===== Data entries

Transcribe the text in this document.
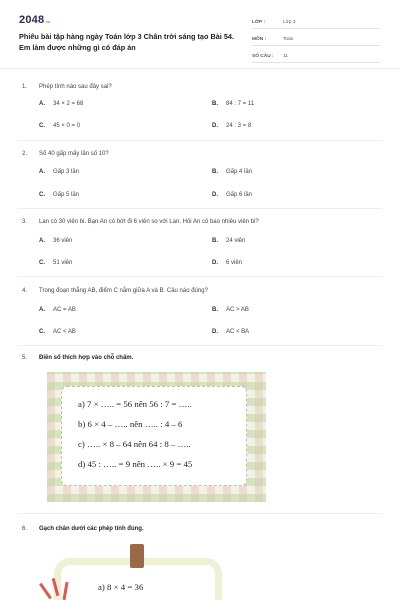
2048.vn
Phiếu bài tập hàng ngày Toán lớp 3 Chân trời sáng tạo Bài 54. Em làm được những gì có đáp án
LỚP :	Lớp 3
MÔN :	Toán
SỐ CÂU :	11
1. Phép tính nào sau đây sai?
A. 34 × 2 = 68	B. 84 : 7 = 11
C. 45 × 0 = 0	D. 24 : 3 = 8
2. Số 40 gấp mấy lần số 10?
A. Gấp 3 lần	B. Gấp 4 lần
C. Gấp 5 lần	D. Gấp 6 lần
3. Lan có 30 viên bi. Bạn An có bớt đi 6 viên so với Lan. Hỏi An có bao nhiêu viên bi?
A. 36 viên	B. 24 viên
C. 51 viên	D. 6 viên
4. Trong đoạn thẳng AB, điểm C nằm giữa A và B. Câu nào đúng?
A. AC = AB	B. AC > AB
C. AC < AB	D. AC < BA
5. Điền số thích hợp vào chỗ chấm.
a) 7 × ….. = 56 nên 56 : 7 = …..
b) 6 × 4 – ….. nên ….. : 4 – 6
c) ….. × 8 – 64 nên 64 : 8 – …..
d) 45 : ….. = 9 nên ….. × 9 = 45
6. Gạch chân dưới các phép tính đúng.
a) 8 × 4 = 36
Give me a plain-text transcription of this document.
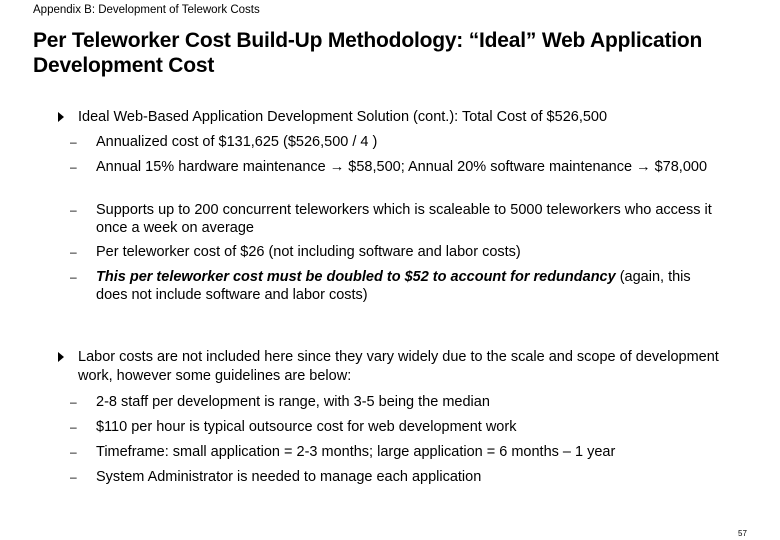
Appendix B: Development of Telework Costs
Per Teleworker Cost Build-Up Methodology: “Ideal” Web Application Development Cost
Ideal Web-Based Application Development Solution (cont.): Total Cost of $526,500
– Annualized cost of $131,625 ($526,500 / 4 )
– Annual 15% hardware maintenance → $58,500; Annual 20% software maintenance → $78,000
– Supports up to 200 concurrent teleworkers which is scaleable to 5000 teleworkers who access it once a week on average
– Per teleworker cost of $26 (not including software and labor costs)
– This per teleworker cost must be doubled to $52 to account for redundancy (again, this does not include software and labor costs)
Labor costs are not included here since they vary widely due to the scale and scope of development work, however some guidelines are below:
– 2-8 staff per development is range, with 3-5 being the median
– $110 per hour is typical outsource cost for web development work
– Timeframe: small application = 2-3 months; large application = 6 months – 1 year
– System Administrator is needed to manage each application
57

==========

■ Task to carry out
In the lines above, find each one with "software" and list it.

■ Result
– Annual 15% hardware maintenance → $58,500; Annual 20% software maintenance → $78,000
– Per teleworker cost of $26 (not including software and labor costs)
– This per teleworker cost must be doubled to $52 to account for redundancy (again, this does not include software and labor costs)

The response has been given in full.